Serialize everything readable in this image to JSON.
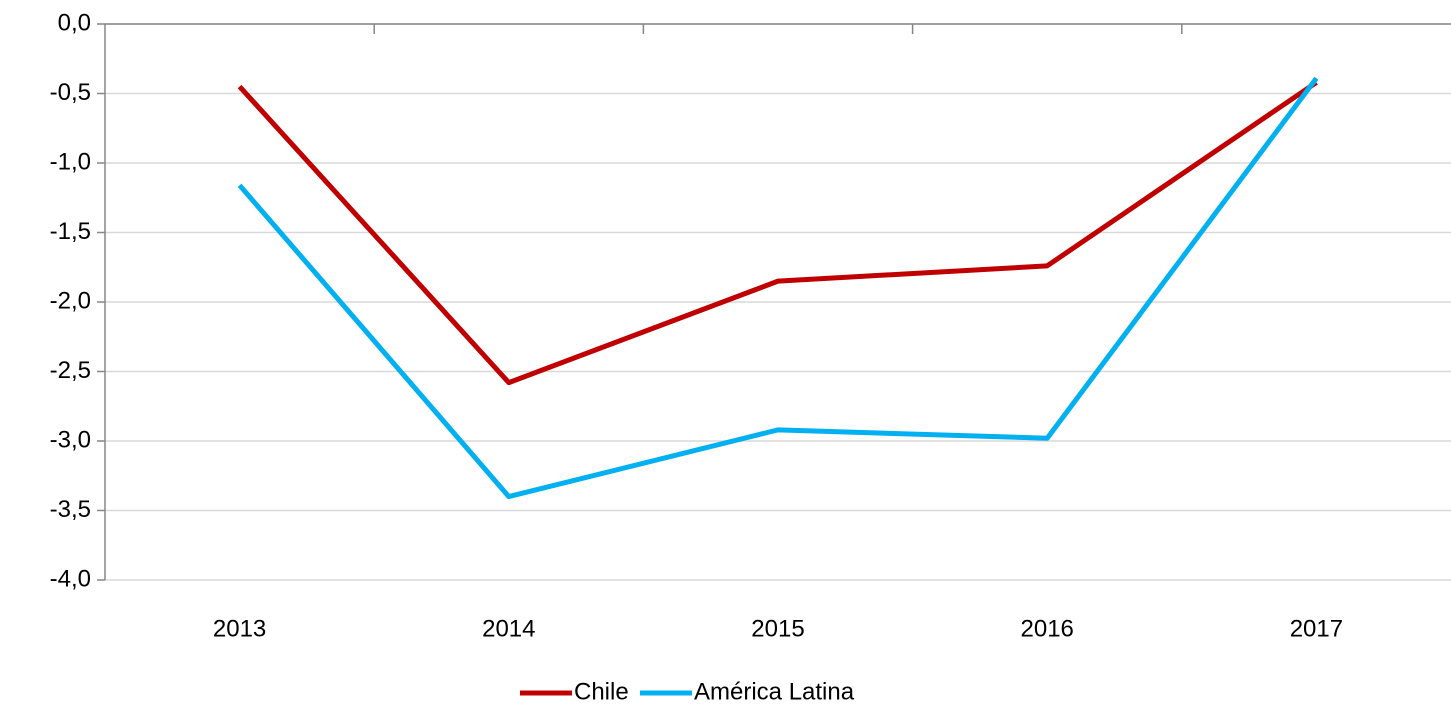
{
  "chart_data": {
    "type": "line",
    "categories": [
      "2013",
      "2014",
      "2015",
      "2016",
      "2017"
    ],
    "series": [
      {
        "name": "Chile",
        "color": "#c00000",
        "values": [
          -0.45,
          -2.58,
          -1.85,
          -1.74,
          -0.42
        ]
      },
      {
        "name": "América Latina",
        "color": "#00b0f0",
        "values": [
          -1.16,
          -3.4,
          -2.92,
          -2.98,
          -0.39
        ]
      }
    ],
    "ylim": [
      -4.0,
      0.0
    ],
    "yticks": [
      {
        "value": 0,
        "label": "0,0"
      },
      {
        "value": -0.5,
        "label": "-0,5"
      },
      {
        "value": -1,
        "label": "-1,0"
      },
      {
        "value": -1.5,
        "label": "-1,5"
      },
      {
        "value": -2,
        "label": "-2,0"
      },
      {
        "value": -2.5,
        "label": "-2,5"
      },
      {
        "value": -3,
        "label": "-3,0"
      },
      {
        "value": -3.5,
        "label": "-3,5"
      },
      {
        "value": -4,
        "label": "-4,0"
      }
    ],
    "grid": true,
    "legend": "bottom"
  }
}
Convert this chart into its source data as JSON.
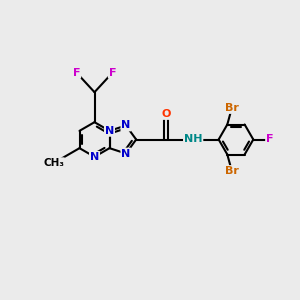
{
  "bg_color": "#ebebeb",
  "bond_color": "#000000",
  "bond_width": 1.5,
  "atom_colors": {
    "N": "#0000cc",
    "O": "#ff3300",
    "F": "#cc00cc",
    "Br": "#cc6600",
    "H": "#008888",
    "C": "#000000"
  },
  "font_size": 8.0
}
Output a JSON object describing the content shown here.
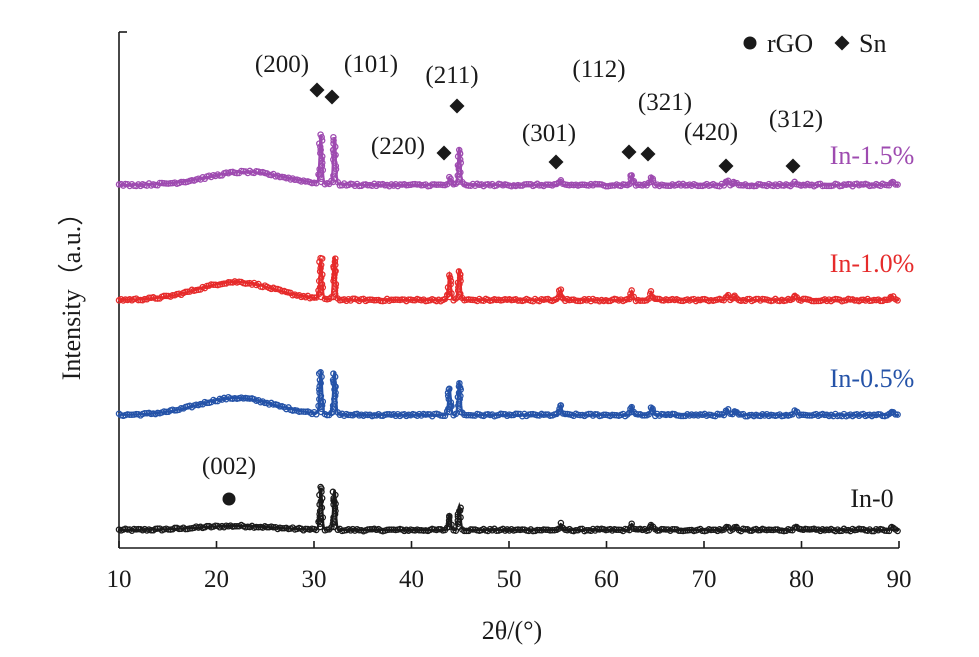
{
  "chart_data": {
    "type": "line",
    "title": "",
    "xlabel": "2θ/(°)",
    "ylabel": "Intensity（a.u.）",
    "xlim": [
      10,
      90
    ],
    "x_ticks": [
      "10",
      "20",
      "30",
      "40",
      "50",
      "60",
      "70",
      "80",
      "90"
    ],
    "y_ticks_shown": false,
    "grid": false,
    "legend": {
      "placement": "top-right",
      "entries": [
        {
          "label": "rGO",
          "marker": "circle"
        },
        {
          "label": "Sn",
          "marker": "diamond"
        }
      ]
    },
    "series": [
      {
        "name": "In-0",
        "color": "#1a1a1a",
        "baseline": 0,
        "hump": {
          "center": 22,
          "height": 4
        },
        "peaks": [
          {
            "x": 30.7,
            "height": 42
          },
          {
            "x": 32.1,
            "height": 40
          },
          {
            "x": 43.9,
            "height": 15
          },
          {
            "x": 44.9,
            "height": 24
          },
          {
            "x": 55.3,
            "height": 6
          },
          {
            "x": 62.6,
            "height": 6
          },
          {
            "x": 64.6,
            "height": 6
          },
          {
            "x": 72.4,
            "height": 4
          },
          {
            "x": 73.2,
            "height": 3
          },
          {
            "x": 79.4,
            "height": 5
          },
          {
            "x": 89.3,
            "height": 3
          }
        ]
      },
      {
        "name": "In-0.5%",
        "color": "#2553a8",
        "baseline": 115,
        "hump": {
          "center": 22,
          "height": 17
        },
        "peaks": [
          {
            "x": 30.7,
            "height": 43
          },
          {
            "x": 32.1,
            "height": 43
          },
          {
            "x": 43.9,
            "height": 27
          },
          {
            "x": 44.9,
            "height": 34
          },
          {
            "x": 55.3,
            "height": 10
          },
          {
            "x": 62.6,
            "height": 9
          },
          {
            "x": 64.6,
            "height": 8
          },
          {
            "x": 72.4,
            "height": 6
          },
          {
            "x": 73.2,
            "height": 4
          },
          {
            "x": 79.4,
            "height": 6
          },
          {
            "x": 89.3,
            "height": 4
          }
        ]
      },
      {
        "name": "In-1.0%",
        "color": "#e62b2b",
        "baseline": 230,
        "hump": {
          "center": 22,
          "height": 18
        },
        "peaks": [
          {
            "x": 30.7,
            "height": 40
          },
          {
            "x": 32.1,
            "height": 43
          },
          {
            "x": 43.9,
            "height": 25
          },
          {
            "x": 44.9,
            "height": 31
          },
          {
            "x": 55.3,
            "height": 10
          },
          {
            "x": 62.6,
            "height": 9
          },
          {
            "x": 64.6,
            "height": 8
          },
          {
            "x": 72.4,
            "height": 6
          },
          {
            "x": 73.2,
            "height": 4
          },
          {
            "x": 79.4,
            "height": 6
          },
          {
            "x": 89.3,
            "height": 4
          }
        ]
      },
      {
        "name": "In-1.5%",
        "color": "#9e4bb0",
        "baseline": 345,
        "hump": {
          "center": 23,
          "height": 13
        },
        "peaks": [
          {
            "x": 30.7,
            "height": 48
          },
          {
            "x": 32.1,
            "height": 47
          },
          {
            "x": 43.9,
            "height": 7
          },
          {
            "x": 44.9,
            "height": 37
          },
          {
            "x": 55.3,
            "height": 4
          },
          {
            "x": 62.6,
            "height": 10
          },
          {
            "x": 64.6,
            "height": 9
          },
          {
            "x": 72.4,
            "height": 4
          },
          {
            "x": 73.2,
            "height": 3
          },
          {
            "x": 79.4,
            "height": 3
          },
          {
            "x": 89.3,
            "height": 3
          }
        ]
      }
    ],
    "annotations": [
      {
        "text": "(002)",
        "x": 22,
        "marker": "circle",
        "series": "In-0"
      },
      {
        "text": "(200)",
        "x": 30.7,
        "marker": "diamond",
        "series": "In-1.5%"
      },
      {
        "text": "(101)",
        "x": 32.1,
        "marker": "diamond",
        "series": "In-1.5%"
      },
      {
        "text": "(220)",
        "x": 43.9,
        "marker": "diamond",
        "series": "In-1.5%"
      },
      {
        "text": "(211)",
        "x": 45,
        "marker": "diamond",
        "series": "In-1.5%"
      },
      {
        "text": "(301)",
        "x": 55.3,
        "marker": "diamond",
        "series": "In-1.5%"
      },
      {
        "text": "(112)",
        "x": 62.6,
        "marker": "diamond",
        "series": "In-1.5%"
      },
      {
        "text": "(321)",
        "x": 64.6,
        "marker": "diamond",
        "series": "In-1.5%"
      },
      {
        "text": "(420)",
        "x": 72.4,
        "marker": "diamond",
        "series": "In-1.5%"
      },
      {
        "text": "(312)",
        "x": 79.4,
        "marker": "diamond",
        "series": "In-1.5%"
      }
    ]
  }
}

Goal: Scan the listing above and identify each line holding the string "text"; copy every such line.

Expected answer:
        "text": "(002)",
        "text": "(200)",
        "text": "(101)",
        "text": "(220)",
        "text": "(211)",
        "text": "(301)",
        "text": "(112)",
        "text": "(321)",
        "text": "(420)",
        "text": "(312)",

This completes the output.